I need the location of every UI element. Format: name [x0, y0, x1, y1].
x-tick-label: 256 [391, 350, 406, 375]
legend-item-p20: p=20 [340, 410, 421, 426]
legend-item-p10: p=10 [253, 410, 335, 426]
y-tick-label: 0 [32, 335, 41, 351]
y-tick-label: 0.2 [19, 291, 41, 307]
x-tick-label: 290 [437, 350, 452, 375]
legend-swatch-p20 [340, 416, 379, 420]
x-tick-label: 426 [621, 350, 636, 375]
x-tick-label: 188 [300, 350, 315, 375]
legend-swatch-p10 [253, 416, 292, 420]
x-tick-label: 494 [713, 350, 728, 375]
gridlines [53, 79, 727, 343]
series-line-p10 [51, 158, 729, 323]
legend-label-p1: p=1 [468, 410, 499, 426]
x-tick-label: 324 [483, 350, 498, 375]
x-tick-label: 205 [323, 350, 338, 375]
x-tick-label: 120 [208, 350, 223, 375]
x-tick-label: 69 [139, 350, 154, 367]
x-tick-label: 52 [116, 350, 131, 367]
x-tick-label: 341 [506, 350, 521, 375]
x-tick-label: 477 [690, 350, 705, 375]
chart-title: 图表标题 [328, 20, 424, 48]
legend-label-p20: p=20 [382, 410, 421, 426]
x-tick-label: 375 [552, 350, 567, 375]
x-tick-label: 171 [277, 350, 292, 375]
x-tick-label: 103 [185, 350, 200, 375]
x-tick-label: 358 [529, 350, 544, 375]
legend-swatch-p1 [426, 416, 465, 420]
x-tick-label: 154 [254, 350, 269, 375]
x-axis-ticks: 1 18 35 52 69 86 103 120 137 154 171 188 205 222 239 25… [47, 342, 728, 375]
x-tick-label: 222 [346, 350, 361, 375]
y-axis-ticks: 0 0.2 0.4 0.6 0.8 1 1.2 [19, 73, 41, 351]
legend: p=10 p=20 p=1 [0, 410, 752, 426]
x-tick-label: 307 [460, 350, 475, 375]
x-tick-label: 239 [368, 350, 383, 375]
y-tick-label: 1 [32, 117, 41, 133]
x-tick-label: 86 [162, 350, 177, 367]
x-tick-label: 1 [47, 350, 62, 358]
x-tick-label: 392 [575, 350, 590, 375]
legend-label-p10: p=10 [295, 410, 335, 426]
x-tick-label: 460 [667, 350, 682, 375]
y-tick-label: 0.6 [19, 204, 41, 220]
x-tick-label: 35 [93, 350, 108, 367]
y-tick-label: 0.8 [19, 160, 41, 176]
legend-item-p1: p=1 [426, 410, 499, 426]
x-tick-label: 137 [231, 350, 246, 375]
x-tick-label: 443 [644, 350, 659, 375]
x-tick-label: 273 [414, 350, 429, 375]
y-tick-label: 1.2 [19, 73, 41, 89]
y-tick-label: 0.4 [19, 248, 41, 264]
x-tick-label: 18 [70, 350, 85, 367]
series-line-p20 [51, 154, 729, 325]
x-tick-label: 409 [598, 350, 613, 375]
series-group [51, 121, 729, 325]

________

Goal of the exercise:
Repeat word for word the records above, from their first line through the line holding "y-tick-label: 0.2 [19, 291, 41, 307]", inclusive.

Exercise result:
I need the location of every UI element. Format: name [x0, y0, x1, y1].
x-tick-label: 256 [391, 350, 406, 375]
legend-item-p20: p=20 [340, 410, 421, 426]
legend-item-p10: p=10 [253, 410, 335, 426]
y-tick-label: 0 [32, 335, 41, 351]
y-tick-label: 0.2 [19, 291, 41, 307]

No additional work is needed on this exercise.